_WHAT NEEDS TO BE DONE:_ Reproduce every line of the records below word for word, with no changes.

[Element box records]
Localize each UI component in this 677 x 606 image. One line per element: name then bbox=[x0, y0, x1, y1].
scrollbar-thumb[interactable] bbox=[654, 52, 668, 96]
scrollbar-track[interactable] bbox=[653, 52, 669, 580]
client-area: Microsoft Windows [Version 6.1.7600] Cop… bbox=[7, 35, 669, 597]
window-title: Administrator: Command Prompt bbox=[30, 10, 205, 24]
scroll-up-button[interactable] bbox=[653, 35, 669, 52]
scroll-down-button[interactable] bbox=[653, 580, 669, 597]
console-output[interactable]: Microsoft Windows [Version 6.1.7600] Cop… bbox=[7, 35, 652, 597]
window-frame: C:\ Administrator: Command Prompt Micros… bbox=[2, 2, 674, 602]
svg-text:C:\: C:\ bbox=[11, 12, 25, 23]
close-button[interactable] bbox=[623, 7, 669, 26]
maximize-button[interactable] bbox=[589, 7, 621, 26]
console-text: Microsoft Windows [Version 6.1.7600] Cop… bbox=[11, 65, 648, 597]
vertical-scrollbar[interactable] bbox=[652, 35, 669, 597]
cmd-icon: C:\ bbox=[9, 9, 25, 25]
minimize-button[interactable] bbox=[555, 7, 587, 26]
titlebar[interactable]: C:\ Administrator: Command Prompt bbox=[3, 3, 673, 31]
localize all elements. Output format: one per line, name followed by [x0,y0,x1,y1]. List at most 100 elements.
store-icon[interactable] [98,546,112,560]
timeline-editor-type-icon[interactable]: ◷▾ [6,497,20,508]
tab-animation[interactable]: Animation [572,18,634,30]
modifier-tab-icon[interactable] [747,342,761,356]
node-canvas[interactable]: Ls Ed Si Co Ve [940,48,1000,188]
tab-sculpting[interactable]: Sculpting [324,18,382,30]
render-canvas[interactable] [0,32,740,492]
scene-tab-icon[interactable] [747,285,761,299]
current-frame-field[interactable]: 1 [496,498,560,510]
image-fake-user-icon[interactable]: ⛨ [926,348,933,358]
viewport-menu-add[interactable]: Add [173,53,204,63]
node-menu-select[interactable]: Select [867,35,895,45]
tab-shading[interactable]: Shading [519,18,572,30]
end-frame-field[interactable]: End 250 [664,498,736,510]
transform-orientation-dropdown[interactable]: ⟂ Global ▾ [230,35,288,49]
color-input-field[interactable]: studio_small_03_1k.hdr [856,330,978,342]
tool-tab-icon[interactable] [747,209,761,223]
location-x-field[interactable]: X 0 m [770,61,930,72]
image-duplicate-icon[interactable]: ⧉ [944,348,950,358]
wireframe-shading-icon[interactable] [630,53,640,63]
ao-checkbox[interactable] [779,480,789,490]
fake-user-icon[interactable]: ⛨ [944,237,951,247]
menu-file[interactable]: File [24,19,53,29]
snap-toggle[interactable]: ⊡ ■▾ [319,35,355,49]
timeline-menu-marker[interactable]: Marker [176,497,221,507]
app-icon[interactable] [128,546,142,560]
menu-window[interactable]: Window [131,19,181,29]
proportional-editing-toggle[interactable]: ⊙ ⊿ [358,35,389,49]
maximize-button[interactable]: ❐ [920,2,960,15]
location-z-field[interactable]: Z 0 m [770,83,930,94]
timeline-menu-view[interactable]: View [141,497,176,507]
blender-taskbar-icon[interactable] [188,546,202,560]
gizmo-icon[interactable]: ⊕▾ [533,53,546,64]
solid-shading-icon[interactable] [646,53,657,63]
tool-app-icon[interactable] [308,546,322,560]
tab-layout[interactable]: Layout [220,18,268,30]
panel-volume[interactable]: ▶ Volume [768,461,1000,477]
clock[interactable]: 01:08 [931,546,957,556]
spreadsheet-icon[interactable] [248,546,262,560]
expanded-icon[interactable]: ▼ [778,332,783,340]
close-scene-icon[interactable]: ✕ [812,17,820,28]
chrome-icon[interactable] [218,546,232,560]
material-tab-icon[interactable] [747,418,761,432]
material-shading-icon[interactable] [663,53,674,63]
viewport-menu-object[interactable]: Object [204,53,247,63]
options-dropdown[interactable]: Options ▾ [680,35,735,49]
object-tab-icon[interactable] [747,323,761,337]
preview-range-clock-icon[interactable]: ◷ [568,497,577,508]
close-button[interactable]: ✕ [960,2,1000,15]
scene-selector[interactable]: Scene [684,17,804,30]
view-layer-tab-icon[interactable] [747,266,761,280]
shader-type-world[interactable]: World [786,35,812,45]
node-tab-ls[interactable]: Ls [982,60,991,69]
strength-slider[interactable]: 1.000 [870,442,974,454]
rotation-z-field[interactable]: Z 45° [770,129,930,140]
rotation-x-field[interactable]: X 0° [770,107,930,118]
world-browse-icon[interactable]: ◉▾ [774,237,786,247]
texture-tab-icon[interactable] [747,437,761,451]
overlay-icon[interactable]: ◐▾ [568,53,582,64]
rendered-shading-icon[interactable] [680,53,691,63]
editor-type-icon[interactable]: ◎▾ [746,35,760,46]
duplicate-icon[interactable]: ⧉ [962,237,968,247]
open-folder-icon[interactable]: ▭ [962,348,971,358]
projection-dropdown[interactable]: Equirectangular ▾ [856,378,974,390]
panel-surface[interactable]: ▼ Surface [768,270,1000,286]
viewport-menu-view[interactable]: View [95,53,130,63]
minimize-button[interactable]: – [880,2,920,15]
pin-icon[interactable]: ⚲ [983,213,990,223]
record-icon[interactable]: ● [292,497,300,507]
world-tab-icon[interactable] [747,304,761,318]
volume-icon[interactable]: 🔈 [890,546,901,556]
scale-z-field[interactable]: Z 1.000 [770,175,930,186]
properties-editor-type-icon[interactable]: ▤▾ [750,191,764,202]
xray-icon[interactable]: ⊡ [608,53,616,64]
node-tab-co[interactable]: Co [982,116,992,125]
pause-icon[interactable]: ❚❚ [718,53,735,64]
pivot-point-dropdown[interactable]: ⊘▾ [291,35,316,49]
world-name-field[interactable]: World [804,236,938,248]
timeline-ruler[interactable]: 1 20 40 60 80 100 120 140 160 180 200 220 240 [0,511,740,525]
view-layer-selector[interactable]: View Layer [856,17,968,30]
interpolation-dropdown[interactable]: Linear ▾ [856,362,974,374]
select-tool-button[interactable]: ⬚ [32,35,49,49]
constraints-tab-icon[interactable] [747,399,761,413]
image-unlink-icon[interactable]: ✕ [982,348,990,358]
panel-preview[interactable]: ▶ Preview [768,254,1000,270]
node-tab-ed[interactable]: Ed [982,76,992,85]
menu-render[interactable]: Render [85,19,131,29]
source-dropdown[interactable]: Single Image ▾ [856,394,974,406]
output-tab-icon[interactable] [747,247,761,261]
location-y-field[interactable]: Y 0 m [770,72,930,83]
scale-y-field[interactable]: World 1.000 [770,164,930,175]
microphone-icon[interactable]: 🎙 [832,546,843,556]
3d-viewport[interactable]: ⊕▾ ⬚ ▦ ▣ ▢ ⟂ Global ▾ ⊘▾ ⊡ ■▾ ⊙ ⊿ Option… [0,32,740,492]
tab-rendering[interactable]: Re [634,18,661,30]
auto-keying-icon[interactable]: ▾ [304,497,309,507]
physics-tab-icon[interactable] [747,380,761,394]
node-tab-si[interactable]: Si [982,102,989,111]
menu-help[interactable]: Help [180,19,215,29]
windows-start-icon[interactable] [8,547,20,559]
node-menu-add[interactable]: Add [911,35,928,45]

_COMPLETED EXERCISE:_
Localize each UI component in this 677 x 606 image. One line per element: name then bbox=[x0, y0, x1, y1].
scrollbar-thumb[interactable] bbox=[654, 52, 668, 96]
scrollbar-track[interactable] bbox=[653, 52, 669, 580]
client-area: Microsoft Windows [Version 6.1.7600] Cop… bbox=[7, 35, 669, 597]
window-title: Administrator: Command Prompt bbox=[30, 10, 205, 24]
scroll-up-button[interactable] bbox=[653, 35, 669, 52]
scroll-down-button[interactable] bbox=[653, 580, 669, 597]
console-output[interactable]: Microsoft Windows [Version 6.1.7600] Cop… bbox=[7, 35, 652, 597]
window-frame: C:\ Administrator: Command Prompt Micros… bbox=[2, 2, 674, 602]
svg-text:C:\: C:\ bbox=[11, 12, 25, 23]
close-button[interactable] bbox=[623, 7, 669, 26]
maximize-button[interactable] bbox=[589, 7, 621, 26]
console-text: Microsoft Windows [Version 6.1.7600] Cop… bbox=[11, 65, 648, 597]
vertical-scrollbar[interactable] bbox=[652, 35, 669, 597]
cmd-icon: C:\ bbox=[9, 9, 25, 25]
minimize-button[interactable] bbox=[555, 7, 587, 26]
titlebar[interactable]: C:\ Administrator: Command Prompt bbox=[3, 3, 673, 31]
localize all elements. Output format: one per line, name followed by [x0,y0,x1,y1]. List at most 100 elements.
store-icon[interactable] [98,546,112,560]
timeline-editor-type-icon[interactable]: ◷▾ [6,497,20,508]
tab-animation[interactable]: Animation [572,18,634,30]
modifier-tab-icon[interactable] [747,342,761,356]
node-canvas[interactable]: Ls Ed Si Co Ve [940,48,1000,188]
tab-sculpting[interactable]: Sculpting [324,18,382,30]
render-canvas[interactable] [0,32,740,492]
scene-tab-icon[interactable] [747,285,761,299]
current-frame-field[interactable]: 1 [496,498,560,510]
image-fake-user-icon[interactable]: ⛨ [926,348,933,358]
viewport-menu-add[interactable]: Add [173,53,204,63]
node-menu-select[interactable]: Select [867,35,895,45]
tab-shading[interactable]: Shading [519,18,572,30]
end-frame-field[interactable]: End 250 [664,498,736,510]
transform-orientation-dropdown[interactable]: ⟂ Global ▾ [230,35,288,49]
color-input-field[interactable]: studio_small_03_1k.hdr [856,330,978,342]
tool-tab-icon[interactable] [747,209,761,223]
location-x-field[interactable]: X 0 m [770,61,930,72]
image-duplicate-icon[interactable]: ⧉ [944,348,950,358]
wireframe-shading-icon[interactable] [630,53,640,63]
ao-checkbox[interactable] [779,480,789,490]
fake-user-icon[interactable]: ⛨ [944,237,951,247]
menu-file[interactable]: File [24,19,53,29]
snap-toggle[interactable]: ⊡ ■▾ [319,35,355,49]
timeline-menu-marker[interactable]: Marker [176,497,221,507]
app-icon[interactable] [128,546,142,560]
menu-window[interactable]: Window [131,19,181,29]
proportional-editing-toggle[interactable]: ⊙ ⊿ [358,35,389,49]
maximize-button[interactable]: ❐ [920,2,960,15]
location-z-field[interactable]: Z 0 m [770,83,930,94]
timeline-menu-view[interactable]: View [141,497,176,507]
blender-taskbar-icon[interactable] [188,546,202,560]
gizmo-icon[interactable]: ⊕▾ [533,53,546,64]
solid-shading-icon[interactable] [646,53,657,63]
tool-app-icon[interactable] [308,546,322,560]
tab-layout[interactable]: Layout [220,18,268,30]
panel-volume[interactable]: ▶ Volume [768,461,1000,477]
clock[interactable]: 01:08 [931,546,957,556]
spreadsheet-icon[interactable] [248,546,262,560]
expanded-icon[interactable]: ▼ [778,332,783,340]
close-scene-icon[interactable]: ✕ [812,17,820,28]
chrome-icon[interactable] [218,546,232,560]
material-tab-icon[interactable] [747,418,761,432]
material-shading-icon[interactable] [663,53,674,63]
viewport-menu-object[interactable]: Object [204,53,247,63]
options-dropdown[interactable]: Options ▾ [680,35,735,49]
object-tab-icon[interactable] [747,323,761,337]
preview-range-clock-icon[interactable]: ◷ [568,497,577,508]
close-button[interactable]: ✕ [960,2,1000,15]
scene-selector[interactable]: Scene [684,17,804,30]
view-layer-tab-icon[interactable] [747,266,761,280]
shader-type-world[interactable]: World [786,35,812,45]
node-tab-ls[interactable]: Ls [982,60,991,69]
strength-slider[interactable]: 1.000 [870,442,974,454]
rotation-z-field[interactable]: Z 45° [770,129,930,140]
rotation-x-field[interactable]: X 0° [770,107,930,118]
world-browse-icon[interactable]: ◉▾ [774,237,786,247]
texture-tab-icon[interactable] [747,437,761,451]
overlay-icon[interactable]: ◐▾ [568,53,582,64]
rendered-shading-icon[interactable] [680,53,691,63]
editor-type-icon[interactable]: ◎▾ [746,35,760,46]
duplicate-icon[interactable]: ⧉ [962,237,968,247]
open-folder-icon[interactable]: ▭ [962,348,971,358]
projection-dropdown[interactable]: Equirectangular ▾ [856,378,974,390]
panel-surface[interactable]: ▼ Surface [768,270,1000,286]
viewport-menu-view[interactable]: View [95,53,130,63]
minimize-button[interactable]: – [880,2,920,15]
pin-icon[interactable]: ⚲ [983,213,990,223]
record-icon[interactable]: ● [292,497,300,507]
world-tab-icon[interactable] [747,304,761,318]
volume-icon[interactable]: 🔈 [890,546,901,556]
scale-z-field[interactable]: Z 1.000 [770,175,930,186]
properties-editor-type-icon[interactable]: ▤▾ [750,191,764,202]
xray-icon[interactable]: ⊡ [608,53,616,64]
node-tab-co[interactable]: Co [982,116,992,125]
pause-icon[interactable]: ❚❚ [718,53,735,64]
pivot-point-dropdown[interactable]: ⊘▾ [291,35,316,49]
world-name-field[interactable]: World [804,236,938,248]
timeline-ruler[interactable]: 1 20 40 60 80 100 120 140 160 180 200 220 240 [0,511,740,525]
view-layer-selector[interactable]: View Layer [856,17,968,30]
interpolation-dropdown[interactable]: Linear ▾ [856,362,974,374]
select-tool-button[interactable]: ⬚ [32,35,49,49]
constraints-tab-icon[interactable] [747,399,761,413]
image-unlink-icon[interactable]: ✕ [982,348,990,358]
panel-preview[interactable]: ▶ Preview [768,254,1000,270]
node-tab-ed[interactable]: Ed [982,76,992,85]
menu-render[interactable]: Render [85,19,131,29]
source-dropdown[interactable]: Single Image ▾ [856,394,974,406]
output-tab-icon[interactable] [747,247,761,261]
location-y-field[interactable]: Y 0 m [770,72,930,83]
scale-y-field[interactable]: World 1.000 [770,164,930,175]
microphone-icon[interactable]: 🎙 [832,546,843,556]
3d-viewport[interactable]: ⊕▾ ⬚ ▦ ▣ ▢ ⟂ Global ▾ ⊘▾ ⊡ ■▾ ⊙ ⊿ Option… [0,32,740,492]
tab-rendering[interactable]: Re [634,18,661,30]
auto-keying-icon[interactable]: ▾ [304,497,309,507]
physics-tab-icon[interactable] [747,380,761,394]
node-tab-si[interactable]: Si [982,102,989,111]
menu-help[interactable]: Help [180,19,215,29]
windows-start-icon[interactable] [8,547,20,559]
node-menu-add[interactable]: Add [911,35,928,45]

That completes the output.